#### TASK BRIEF:
Copy out each line that has "time" in it.

#### Dataset items:
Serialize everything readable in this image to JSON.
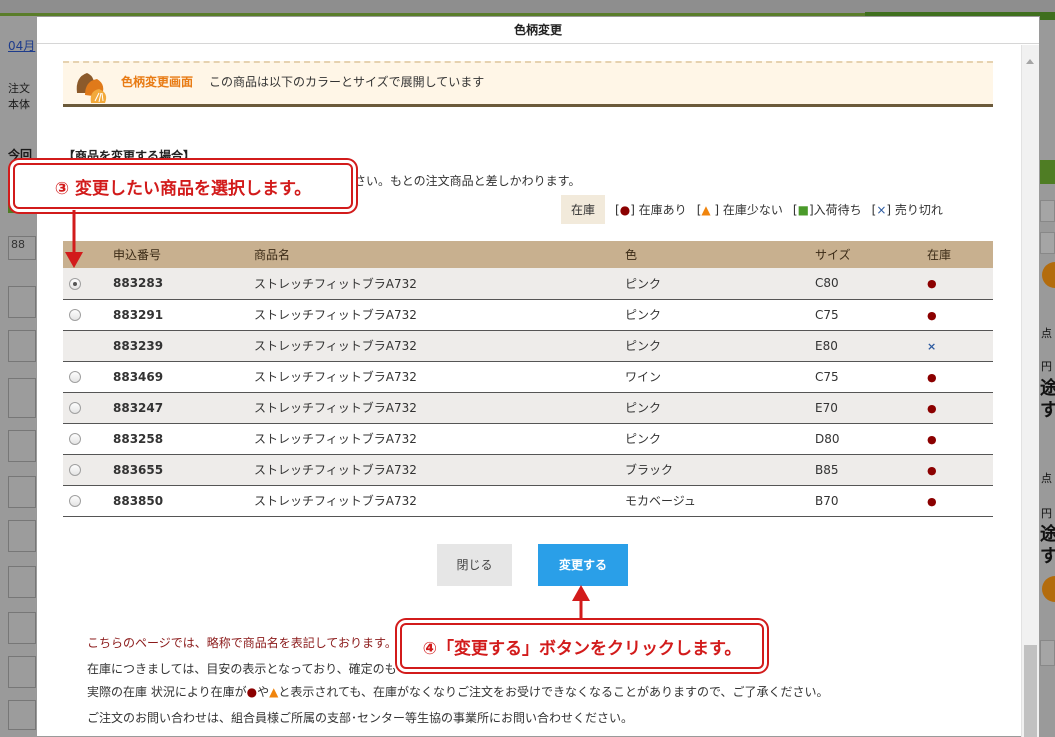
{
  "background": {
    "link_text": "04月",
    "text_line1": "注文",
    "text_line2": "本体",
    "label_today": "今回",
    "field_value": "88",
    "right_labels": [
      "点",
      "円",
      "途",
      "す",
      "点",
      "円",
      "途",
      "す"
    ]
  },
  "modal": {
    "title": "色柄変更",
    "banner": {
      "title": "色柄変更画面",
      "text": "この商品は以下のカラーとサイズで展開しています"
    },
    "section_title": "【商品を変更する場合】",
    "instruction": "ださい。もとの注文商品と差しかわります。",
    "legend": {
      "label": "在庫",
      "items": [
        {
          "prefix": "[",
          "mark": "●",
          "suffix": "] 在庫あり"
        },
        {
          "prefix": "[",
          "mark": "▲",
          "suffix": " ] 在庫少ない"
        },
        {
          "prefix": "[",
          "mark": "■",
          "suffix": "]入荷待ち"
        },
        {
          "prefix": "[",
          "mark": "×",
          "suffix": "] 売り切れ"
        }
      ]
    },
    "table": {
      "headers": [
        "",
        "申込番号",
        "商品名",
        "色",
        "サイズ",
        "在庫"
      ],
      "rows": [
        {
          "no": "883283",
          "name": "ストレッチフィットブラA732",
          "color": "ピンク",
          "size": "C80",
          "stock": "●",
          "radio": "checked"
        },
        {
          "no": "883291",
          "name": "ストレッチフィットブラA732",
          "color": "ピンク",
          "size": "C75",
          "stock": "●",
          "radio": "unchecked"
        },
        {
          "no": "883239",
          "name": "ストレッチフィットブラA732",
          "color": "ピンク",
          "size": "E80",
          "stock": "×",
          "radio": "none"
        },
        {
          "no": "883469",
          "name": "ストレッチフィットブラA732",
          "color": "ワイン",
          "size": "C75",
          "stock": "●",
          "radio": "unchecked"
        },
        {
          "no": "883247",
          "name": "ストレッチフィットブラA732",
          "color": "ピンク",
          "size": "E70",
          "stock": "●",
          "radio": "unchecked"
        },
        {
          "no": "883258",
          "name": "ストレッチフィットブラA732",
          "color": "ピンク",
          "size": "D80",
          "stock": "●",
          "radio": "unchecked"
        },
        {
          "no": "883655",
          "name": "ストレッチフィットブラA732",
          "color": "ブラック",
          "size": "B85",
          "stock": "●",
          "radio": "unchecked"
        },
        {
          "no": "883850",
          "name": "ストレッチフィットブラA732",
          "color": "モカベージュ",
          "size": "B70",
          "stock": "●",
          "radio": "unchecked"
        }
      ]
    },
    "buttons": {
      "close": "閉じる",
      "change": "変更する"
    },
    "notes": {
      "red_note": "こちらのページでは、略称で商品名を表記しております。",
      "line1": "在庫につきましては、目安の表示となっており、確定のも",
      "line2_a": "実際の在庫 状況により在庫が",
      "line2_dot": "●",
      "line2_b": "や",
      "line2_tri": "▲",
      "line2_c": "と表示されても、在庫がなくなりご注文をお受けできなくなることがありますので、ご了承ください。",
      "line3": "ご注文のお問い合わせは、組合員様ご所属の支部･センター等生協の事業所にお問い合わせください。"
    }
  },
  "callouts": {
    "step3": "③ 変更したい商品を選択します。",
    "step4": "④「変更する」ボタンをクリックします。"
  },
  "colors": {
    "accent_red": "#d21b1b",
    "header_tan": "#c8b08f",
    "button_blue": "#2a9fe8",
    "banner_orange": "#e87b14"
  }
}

...

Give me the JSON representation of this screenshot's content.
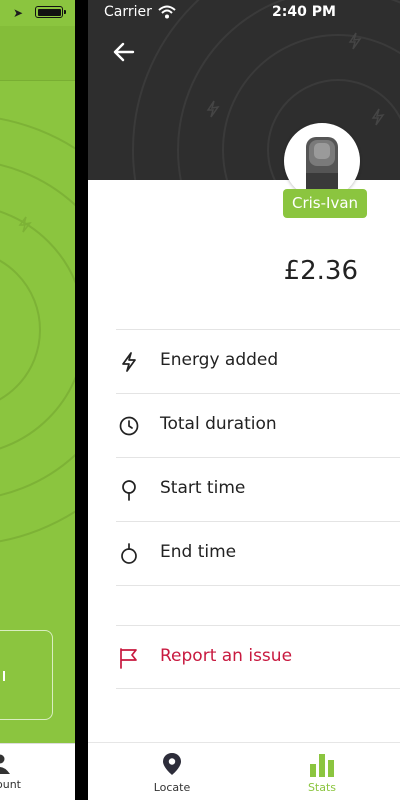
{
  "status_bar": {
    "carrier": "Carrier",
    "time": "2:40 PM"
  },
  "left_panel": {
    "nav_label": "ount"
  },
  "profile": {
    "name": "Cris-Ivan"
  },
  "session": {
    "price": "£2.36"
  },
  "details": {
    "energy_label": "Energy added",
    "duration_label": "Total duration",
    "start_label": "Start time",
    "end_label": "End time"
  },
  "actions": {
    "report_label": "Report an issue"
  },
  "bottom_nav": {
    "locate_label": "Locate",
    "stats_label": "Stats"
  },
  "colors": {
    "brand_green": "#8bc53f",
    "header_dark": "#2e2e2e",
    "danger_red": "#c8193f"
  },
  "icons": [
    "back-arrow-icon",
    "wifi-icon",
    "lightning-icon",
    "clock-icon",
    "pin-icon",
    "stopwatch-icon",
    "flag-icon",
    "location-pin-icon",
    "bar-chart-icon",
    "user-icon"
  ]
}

#### RESULT OF THIS TASK:
    "time": "2:40 PM"
    "start_label": "Start time",
    "end_label": "End time"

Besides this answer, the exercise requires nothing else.